--- BEGIN DATA ---
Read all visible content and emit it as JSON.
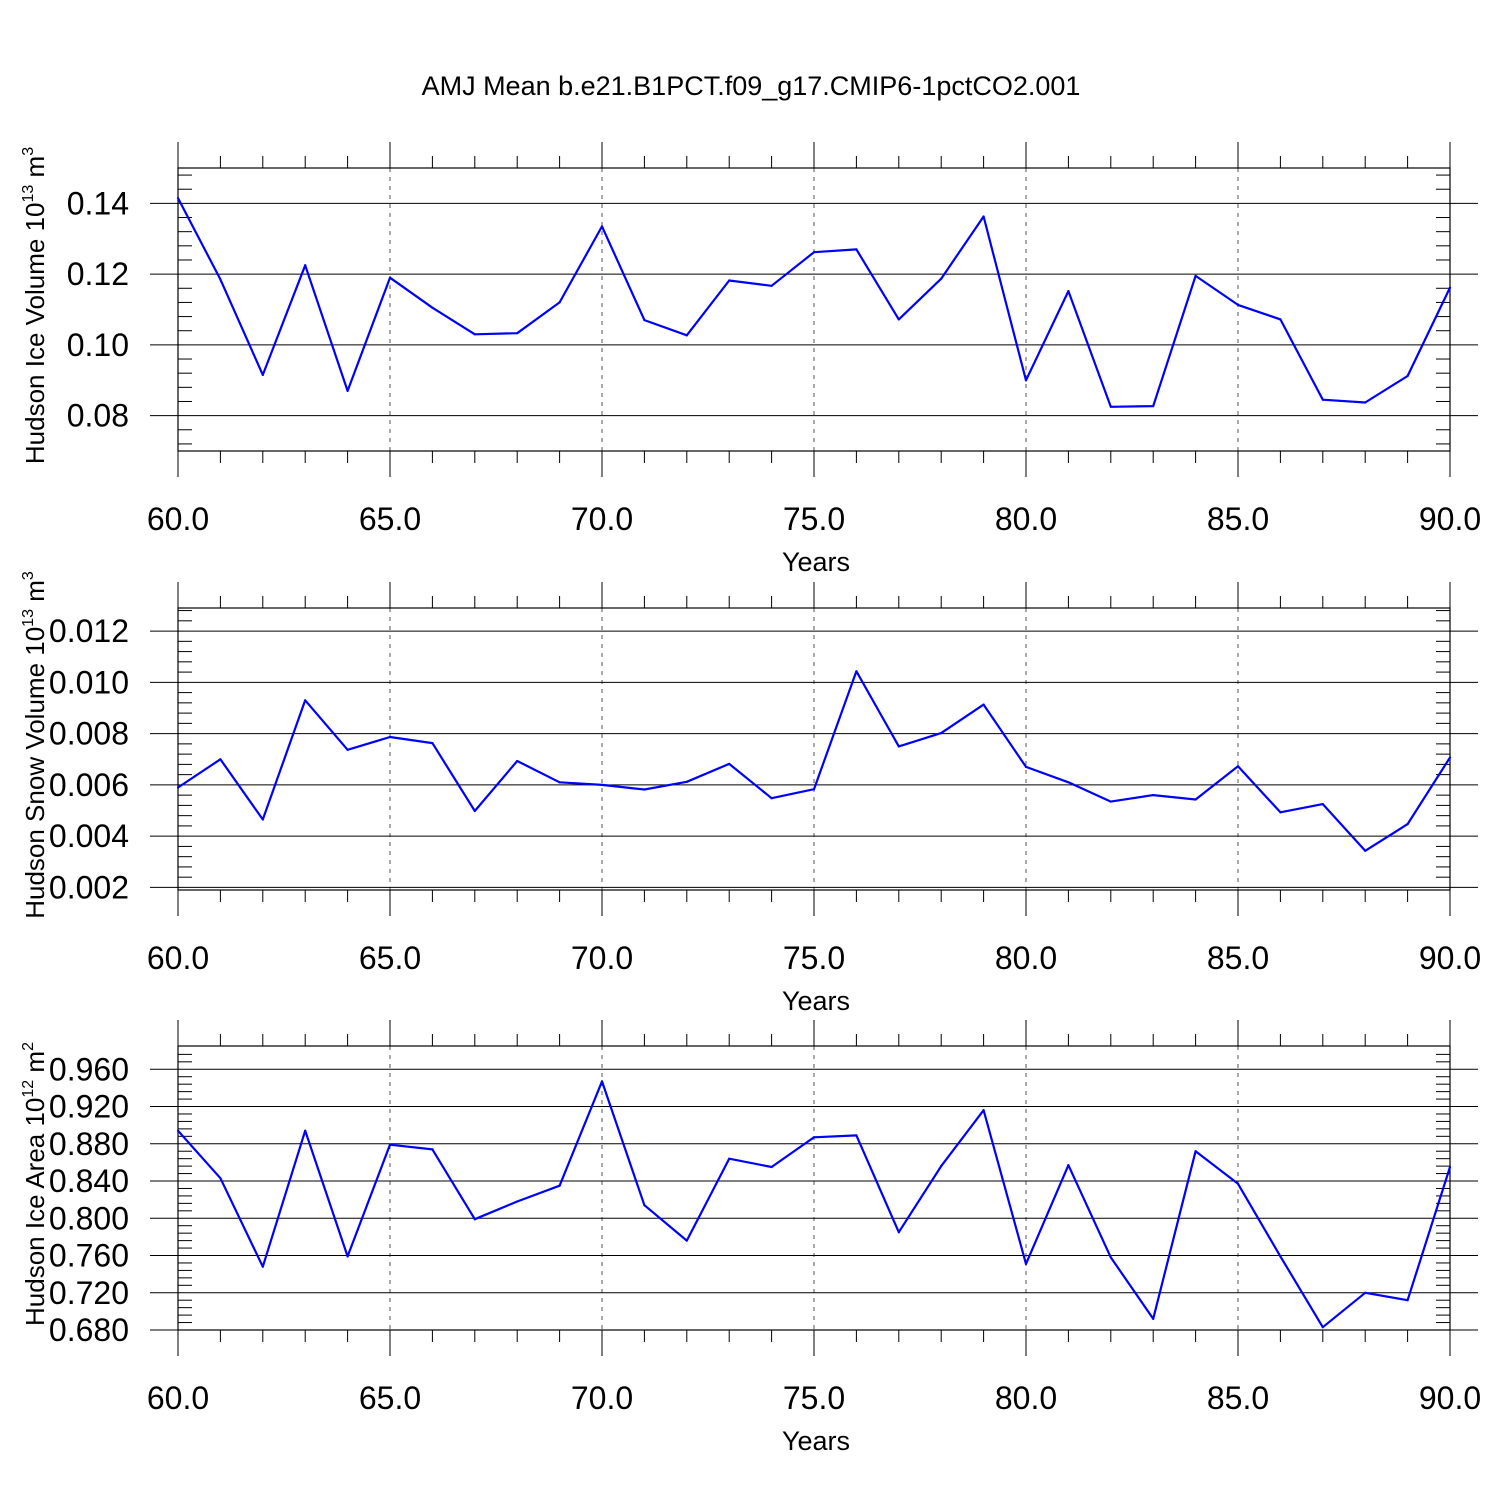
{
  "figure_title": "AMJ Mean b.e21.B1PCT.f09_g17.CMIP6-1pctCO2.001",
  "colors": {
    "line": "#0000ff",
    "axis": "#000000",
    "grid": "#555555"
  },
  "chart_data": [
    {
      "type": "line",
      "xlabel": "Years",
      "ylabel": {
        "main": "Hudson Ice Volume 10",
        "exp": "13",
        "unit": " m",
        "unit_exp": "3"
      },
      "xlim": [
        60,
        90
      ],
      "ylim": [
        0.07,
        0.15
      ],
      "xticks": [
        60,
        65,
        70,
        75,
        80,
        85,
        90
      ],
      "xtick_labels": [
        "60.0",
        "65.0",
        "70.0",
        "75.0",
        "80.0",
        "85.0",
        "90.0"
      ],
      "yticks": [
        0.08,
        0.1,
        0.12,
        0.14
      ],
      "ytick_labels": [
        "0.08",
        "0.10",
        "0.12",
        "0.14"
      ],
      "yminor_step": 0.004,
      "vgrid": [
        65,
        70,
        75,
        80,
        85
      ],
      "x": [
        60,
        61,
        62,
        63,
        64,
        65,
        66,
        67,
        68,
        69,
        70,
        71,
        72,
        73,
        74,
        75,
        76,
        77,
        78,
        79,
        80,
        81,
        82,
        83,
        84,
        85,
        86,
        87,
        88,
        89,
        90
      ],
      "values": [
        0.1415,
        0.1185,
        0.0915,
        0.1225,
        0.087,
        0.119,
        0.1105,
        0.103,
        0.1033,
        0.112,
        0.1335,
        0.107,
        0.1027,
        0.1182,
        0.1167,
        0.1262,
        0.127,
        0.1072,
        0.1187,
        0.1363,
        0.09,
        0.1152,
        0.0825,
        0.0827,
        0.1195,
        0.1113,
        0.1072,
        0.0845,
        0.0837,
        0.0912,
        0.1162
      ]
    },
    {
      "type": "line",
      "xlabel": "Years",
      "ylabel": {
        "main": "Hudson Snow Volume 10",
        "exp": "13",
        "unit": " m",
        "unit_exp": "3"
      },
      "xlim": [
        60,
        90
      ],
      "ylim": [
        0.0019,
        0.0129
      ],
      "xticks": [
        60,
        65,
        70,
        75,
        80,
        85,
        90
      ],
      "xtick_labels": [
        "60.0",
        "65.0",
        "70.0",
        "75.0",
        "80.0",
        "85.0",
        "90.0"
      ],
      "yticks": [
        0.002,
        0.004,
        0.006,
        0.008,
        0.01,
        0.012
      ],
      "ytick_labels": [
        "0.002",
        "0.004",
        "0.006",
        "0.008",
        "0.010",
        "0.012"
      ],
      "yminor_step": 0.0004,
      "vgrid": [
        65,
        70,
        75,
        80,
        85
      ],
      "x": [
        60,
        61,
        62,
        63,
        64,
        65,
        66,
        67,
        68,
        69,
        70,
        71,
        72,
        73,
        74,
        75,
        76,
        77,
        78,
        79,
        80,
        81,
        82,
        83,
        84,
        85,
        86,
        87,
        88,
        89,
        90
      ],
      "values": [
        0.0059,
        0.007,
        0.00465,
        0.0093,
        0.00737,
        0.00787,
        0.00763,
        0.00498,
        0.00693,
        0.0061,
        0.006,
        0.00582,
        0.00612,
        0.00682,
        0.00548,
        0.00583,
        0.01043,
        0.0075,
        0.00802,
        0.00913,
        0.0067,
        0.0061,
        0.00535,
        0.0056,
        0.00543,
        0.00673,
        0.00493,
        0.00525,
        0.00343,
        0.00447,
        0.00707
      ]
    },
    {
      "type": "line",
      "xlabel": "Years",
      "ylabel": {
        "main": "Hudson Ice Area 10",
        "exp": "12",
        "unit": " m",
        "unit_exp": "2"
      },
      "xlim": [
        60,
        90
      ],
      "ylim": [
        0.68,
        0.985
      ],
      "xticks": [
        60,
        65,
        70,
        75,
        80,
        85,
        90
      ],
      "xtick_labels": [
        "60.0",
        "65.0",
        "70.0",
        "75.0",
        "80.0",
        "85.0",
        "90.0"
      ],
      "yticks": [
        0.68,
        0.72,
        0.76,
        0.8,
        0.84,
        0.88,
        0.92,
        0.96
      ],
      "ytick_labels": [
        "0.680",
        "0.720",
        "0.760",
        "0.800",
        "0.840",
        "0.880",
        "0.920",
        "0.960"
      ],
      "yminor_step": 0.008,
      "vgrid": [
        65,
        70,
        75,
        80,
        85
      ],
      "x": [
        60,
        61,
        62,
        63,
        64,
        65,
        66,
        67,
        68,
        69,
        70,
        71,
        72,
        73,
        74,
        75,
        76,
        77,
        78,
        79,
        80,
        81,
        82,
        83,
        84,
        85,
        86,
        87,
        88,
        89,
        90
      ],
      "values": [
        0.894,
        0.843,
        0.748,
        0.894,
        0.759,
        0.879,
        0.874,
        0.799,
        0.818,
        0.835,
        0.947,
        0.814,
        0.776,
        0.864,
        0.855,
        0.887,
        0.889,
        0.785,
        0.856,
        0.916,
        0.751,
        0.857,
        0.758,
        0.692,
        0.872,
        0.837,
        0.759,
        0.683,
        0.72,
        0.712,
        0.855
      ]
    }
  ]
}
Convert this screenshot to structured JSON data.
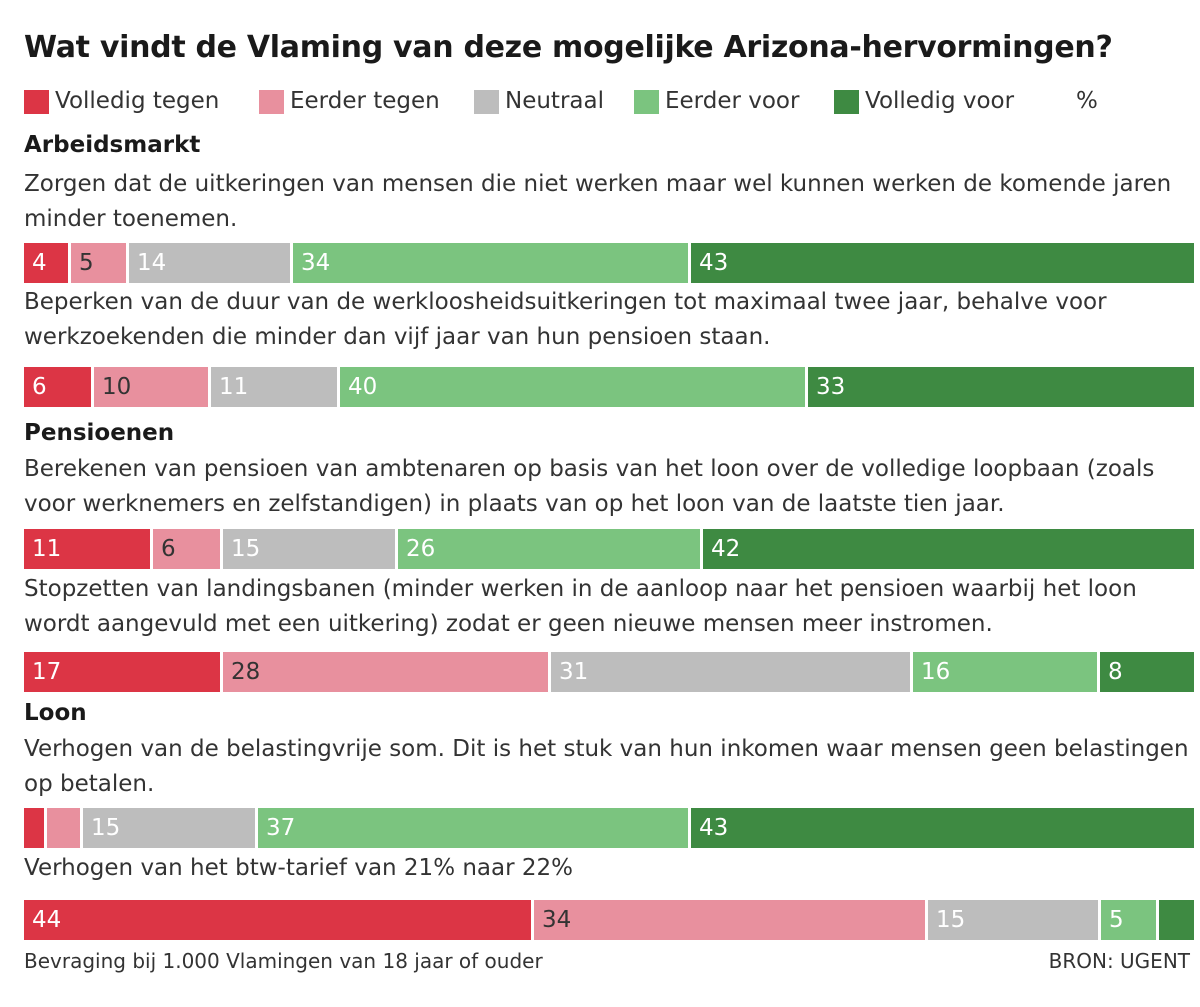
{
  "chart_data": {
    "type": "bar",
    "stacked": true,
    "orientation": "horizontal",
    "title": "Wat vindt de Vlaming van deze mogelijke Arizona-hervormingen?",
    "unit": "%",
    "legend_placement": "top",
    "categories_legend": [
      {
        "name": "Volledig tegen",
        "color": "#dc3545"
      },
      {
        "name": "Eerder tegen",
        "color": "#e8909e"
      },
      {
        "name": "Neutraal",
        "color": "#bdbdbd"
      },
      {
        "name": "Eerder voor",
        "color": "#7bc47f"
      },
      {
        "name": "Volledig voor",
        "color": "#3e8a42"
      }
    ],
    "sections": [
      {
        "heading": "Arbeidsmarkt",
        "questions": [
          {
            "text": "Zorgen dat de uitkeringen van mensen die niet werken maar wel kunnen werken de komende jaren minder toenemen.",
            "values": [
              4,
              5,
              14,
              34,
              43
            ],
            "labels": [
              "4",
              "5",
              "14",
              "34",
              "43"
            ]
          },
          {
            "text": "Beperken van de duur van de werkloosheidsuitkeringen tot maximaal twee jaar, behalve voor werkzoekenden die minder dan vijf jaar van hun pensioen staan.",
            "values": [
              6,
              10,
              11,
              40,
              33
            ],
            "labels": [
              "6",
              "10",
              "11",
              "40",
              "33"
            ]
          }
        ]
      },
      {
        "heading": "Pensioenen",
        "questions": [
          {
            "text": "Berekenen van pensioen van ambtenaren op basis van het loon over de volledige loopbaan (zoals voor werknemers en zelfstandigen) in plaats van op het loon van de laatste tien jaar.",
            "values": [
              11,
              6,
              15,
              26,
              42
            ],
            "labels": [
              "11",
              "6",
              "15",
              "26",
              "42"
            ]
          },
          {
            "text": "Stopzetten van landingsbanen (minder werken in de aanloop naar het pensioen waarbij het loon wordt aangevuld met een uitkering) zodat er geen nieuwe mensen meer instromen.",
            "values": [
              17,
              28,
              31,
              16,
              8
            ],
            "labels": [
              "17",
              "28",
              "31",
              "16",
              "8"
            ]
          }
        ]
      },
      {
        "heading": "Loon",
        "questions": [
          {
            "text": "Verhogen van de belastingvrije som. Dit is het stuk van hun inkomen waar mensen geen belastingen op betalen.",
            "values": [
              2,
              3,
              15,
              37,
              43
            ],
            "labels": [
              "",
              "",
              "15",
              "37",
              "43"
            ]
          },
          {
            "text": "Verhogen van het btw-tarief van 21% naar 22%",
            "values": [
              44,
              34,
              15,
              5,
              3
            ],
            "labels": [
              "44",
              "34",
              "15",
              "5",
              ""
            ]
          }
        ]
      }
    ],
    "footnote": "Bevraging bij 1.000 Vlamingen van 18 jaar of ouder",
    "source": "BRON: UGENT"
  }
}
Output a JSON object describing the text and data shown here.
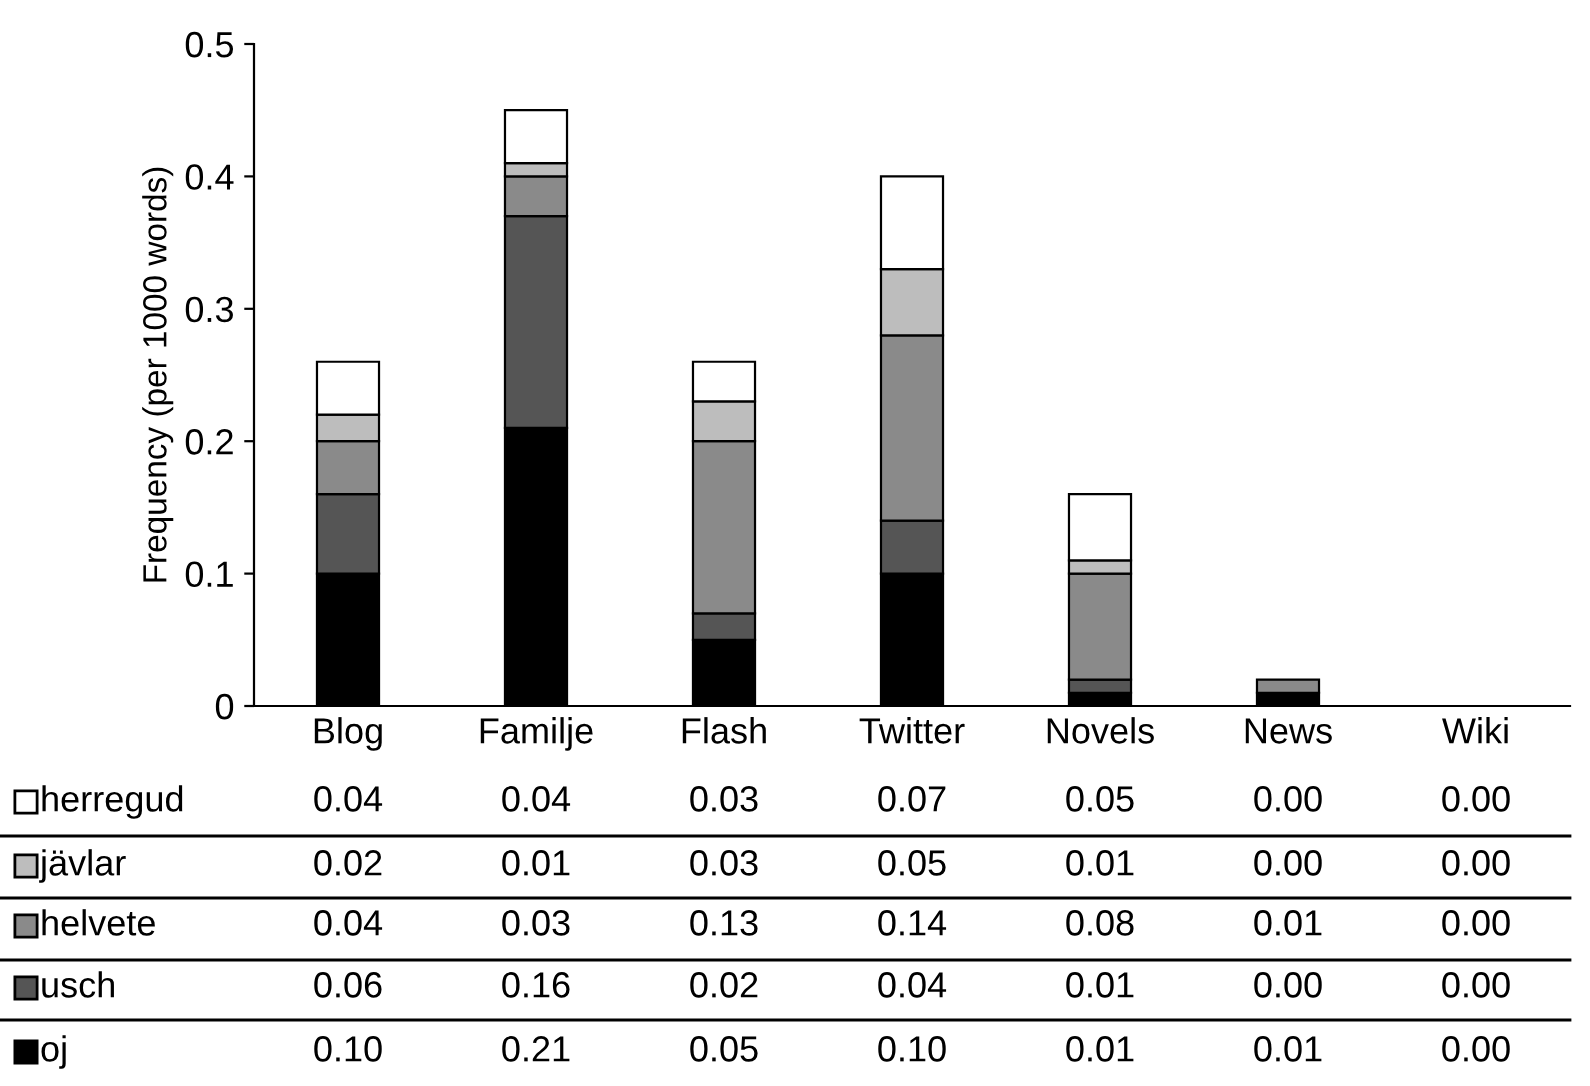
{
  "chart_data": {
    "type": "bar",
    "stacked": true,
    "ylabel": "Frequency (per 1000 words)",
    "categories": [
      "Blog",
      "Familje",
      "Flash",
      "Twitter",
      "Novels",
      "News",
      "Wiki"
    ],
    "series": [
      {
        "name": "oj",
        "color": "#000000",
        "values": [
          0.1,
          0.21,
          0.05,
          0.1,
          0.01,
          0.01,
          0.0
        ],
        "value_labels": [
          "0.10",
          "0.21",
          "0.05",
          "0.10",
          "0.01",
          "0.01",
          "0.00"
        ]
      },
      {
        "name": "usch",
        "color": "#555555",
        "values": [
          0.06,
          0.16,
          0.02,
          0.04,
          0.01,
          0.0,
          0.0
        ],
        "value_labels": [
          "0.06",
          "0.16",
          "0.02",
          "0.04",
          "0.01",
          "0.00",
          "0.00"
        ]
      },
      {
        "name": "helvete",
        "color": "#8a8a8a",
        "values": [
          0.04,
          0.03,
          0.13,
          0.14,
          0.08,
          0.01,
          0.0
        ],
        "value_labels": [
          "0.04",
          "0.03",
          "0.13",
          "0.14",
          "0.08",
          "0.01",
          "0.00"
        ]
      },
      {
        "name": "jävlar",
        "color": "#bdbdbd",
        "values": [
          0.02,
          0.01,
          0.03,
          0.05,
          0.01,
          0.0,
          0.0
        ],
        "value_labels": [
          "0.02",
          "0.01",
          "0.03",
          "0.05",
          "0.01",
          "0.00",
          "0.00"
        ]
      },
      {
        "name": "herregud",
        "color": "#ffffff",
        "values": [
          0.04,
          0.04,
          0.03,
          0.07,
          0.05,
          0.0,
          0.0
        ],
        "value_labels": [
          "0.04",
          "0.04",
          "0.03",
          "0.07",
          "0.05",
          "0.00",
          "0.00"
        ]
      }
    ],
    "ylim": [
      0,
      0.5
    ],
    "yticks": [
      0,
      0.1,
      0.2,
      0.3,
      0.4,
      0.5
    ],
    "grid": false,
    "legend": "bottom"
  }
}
--- END DATA ---
_INSTRUCTIONS FOR THE TASK_: Among the lines of the listing, how many hold the string "voor"? Respond with only the number.

_FINISHED ANSWER_: 4